(Schriftliche Anweisung) Aktualisiere im Text über Schiedsrichter die Passage von "In der Partie" bis "Strafraum gelaufen waren.", indem du "Torwart" durch "Keeper" ersetzt, und gib sie vollständig wieder.

(Ausgewählter Text)
/---

Nicht die Schiedsrichterinnen dieser Weltmeisterschaft sind schuld, sondern ganz andere.

B evor wir uns zum zwanzigsten Mal über die WM-Schiedsrichterinnen echauffieren, gucken wir uns doch mal an, was männliche Pfeifen so alles verzapft haben. Da ist zum Beispiel Charles Ariiotima aus Tahiti, der 2004 bei den Olympischen Sommerspielen von Athen einen Elfmeter-Wiederholungs-Rekord aufgestellt hat, gültig übrigens für beide Geschlechter.

In der Partie zwischen Tunesien und Serbien-Montenegro ließ er den Elfer des Tunesiers Mohamed Jedidi fünfmal wiederholen, ehe der endlich zum 2:1 traf. Zwei der fünf Fehlversuche konnte der serbische Torwart halten. Der Schiri hatte sich immer wieder daran gestört, dass Spieler zu früh in den Strafraum gelaufen waren.

Da muss man doch sagen: So schlimm war die gestrenge Frau Melksham aus Australien gar nicht. Nur zwei Strafstöße hat sie zurückgepfiffen im epischen Wettstreit der Brasilianerinnen mit den US-Girls. Das ist im Grunde läppisch. Außerdem verhielten sich die Spielerinnen in Dresden wirklich mustergültig. Keine Rudelbildung. Kein Aufplustern und kein Mackertum.

Bild: taz

MARKUS VÖLKER ist Redakteur im WM-Team der taz.

\---

(Gespeicherte Daten)
/---

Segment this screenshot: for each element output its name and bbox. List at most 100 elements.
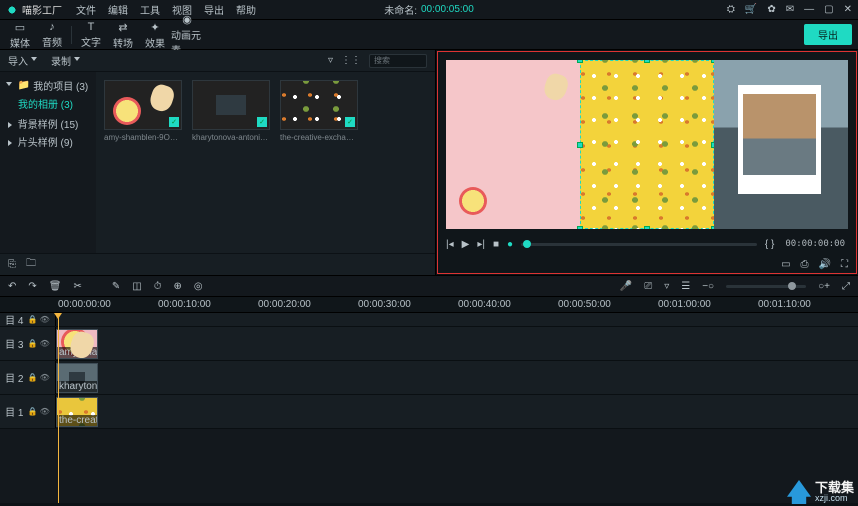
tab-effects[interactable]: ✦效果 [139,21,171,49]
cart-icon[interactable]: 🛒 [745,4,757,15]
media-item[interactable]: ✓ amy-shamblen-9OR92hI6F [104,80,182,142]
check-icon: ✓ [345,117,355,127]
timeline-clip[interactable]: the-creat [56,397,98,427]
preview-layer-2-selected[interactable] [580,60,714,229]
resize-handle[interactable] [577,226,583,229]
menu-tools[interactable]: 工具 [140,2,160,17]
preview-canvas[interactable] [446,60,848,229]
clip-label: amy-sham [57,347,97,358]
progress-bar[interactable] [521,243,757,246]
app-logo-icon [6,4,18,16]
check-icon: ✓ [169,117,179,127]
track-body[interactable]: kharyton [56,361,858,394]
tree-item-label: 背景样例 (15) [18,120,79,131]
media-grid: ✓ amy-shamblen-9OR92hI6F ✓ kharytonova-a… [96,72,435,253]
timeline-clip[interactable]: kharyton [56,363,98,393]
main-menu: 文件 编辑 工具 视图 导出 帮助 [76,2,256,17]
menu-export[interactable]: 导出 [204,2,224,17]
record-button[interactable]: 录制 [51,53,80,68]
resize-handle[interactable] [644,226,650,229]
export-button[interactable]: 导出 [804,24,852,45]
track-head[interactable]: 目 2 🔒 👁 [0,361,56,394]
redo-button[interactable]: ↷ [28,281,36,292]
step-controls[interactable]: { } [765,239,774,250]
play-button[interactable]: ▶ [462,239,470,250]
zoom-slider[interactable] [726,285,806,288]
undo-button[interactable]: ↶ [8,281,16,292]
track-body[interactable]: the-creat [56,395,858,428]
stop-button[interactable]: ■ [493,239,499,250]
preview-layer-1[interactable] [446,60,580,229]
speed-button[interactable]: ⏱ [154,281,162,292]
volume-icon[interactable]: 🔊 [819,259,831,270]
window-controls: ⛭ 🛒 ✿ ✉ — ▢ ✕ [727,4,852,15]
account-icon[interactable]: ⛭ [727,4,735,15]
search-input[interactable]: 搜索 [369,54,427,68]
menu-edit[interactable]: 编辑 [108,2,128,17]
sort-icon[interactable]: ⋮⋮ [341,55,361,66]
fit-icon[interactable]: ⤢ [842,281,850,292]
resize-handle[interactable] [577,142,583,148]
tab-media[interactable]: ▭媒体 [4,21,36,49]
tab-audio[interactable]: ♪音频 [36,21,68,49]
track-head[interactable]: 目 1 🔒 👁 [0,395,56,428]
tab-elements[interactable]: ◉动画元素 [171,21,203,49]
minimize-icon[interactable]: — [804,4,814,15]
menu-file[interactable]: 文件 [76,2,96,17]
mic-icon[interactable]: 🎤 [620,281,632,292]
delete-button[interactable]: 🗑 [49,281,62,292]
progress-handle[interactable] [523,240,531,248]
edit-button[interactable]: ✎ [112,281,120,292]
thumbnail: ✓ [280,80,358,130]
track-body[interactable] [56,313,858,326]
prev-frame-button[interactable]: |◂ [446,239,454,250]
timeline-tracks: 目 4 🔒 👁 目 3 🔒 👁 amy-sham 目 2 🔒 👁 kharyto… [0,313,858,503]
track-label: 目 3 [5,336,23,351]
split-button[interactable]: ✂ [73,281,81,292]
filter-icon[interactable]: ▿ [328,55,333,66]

\---

(Ergebnis)
In der Partie zwischen Tunesien und Serbien-Montenegro ließ er den Elfer des Tunesiers Mohamed Jedidi fünfmal wiederholen, ehe der endlich zum 2:1 traf. Zwei der fünf Fehlversuche konnte der serbische Keeper halten. Der Schiri hatte sich immer wieder daran gestört, dass Spieler zu früh in den Strafraum gelaufen waren.